→ **Exercise objective**
Repeat all of the material exactly as given.

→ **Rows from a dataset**
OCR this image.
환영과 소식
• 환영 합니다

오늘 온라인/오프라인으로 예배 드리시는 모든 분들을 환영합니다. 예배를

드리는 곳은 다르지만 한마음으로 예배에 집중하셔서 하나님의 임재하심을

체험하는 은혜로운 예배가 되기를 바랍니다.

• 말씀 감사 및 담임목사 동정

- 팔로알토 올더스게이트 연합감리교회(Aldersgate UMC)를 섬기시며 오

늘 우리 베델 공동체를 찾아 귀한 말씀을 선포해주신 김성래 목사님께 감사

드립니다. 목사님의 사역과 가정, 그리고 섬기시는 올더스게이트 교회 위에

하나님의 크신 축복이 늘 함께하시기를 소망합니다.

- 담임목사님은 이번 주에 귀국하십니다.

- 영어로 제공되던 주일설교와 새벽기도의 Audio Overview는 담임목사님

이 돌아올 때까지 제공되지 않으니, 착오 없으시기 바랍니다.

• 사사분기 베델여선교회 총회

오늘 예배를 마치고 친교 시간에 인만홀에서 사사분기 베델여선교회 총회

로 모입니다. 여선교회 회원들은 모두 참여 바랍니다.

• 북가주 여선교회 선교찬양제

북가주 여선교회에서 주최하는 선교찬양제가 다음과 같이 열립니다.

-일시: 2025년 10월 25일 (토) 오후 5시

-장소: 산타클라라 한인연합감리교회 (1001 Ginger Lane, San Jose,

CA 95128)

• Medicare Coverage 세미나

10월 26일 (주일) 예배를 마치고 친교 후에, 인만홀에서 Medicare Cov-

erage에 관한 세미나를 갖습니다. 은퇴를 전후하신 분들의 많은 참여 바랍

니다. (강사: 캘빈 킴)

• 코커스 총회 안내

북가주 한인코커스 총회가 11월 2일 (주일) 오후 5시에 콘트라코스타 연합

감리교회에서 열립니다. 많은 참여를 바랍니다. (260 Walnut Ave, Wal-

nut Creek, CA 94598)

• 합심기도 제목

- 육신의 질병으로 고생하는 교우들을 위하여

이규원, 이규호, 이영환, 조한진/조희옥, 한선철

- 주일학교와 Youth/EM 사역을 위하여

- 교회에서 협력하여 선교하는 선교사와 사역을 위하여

→ **Problem solution**
OCR this image.
환영과 소식
• 환영 합니다

오늘 온라인/오프라인으로 예배 드리시는 모든 분들을 환영합니다. 예배를

드리는 곳은 다르지만 한마음으로 예배에 집중하셔서 하나님의 임재하심을

체험하는 은혜로운 예배가 되기를 바랍니다.

• 말씀 감사 및 담임목사 동정

- 팔로알토 올더스게이트 연합감리교회(Aldersgate UMC)를 섬기시며 오

늘 우리 베델 공동체를 찾아 귀한 말씀을 선포해주신 김성래 목사님께 감사

드립니다. 목사님의 사역과 가정, 그리고 섬기시는 올더스게이트 교회 위에

하나님의 크신 축복이 늘 함께하시기를 소망합니다.

- 담임목사님은 이번 주에 귀국하십니다.

- 영어로 제공되던 주일설교와 새벽기도의 Audio Overview는 담임목사님

이 돌아올 때까지 제공되지 않으니, 착오 없으시기 바랍니다.

• 사사분기 베델여선교회 총회

오늘 예배를 마치고 친교 시간에 인만홀에서 사사분기 베델여선교회 총회

로 모입니다. 여선교회 회원들은 모두 참여 바랍니다.

• 북가주 여선교회 선교찬양제

북가주 여선교회에서 주최하는 선교찬양제가 다음과 같이 열립니다.

-일시: 2025년 10월 25일 (토) 오후 5시

-장소: 산타클라라 한인연합감리교회 (1001 Ginger Lane, San Jose,

CA 95128)

• Medicare Coverage 세미나

10월 26일 (주일) 예배를 마치고 친교 후에, 인만홀에서 Medicare Cov-

erage에 관한 세미나를 갖습니다. 은퇴를 전후하신 분들의 많은 참여 바랍

니다. (강사: 캘빈 킴)

• 코커스 총회 안내

북가주 한인코커스 총회가 11월 2일 (주일) 오후 5시에 콘트라코스타 연합

감리교회에서 열립니다. 많은 참여를 바랍니다. (260 Walnut Ave, Wal-

nut Creek, CA 94598)

• 합심기도 제목

- 육신의 질병으로 고생하는 교우들을 위하여

이규원, 이규호, 이영환, 조한진/조희옥, 한선철

- 주일학교와 Youth/EM 사역을 위하여

- 교회에서 협력하여 선교하는 선교사와 사역을 위하여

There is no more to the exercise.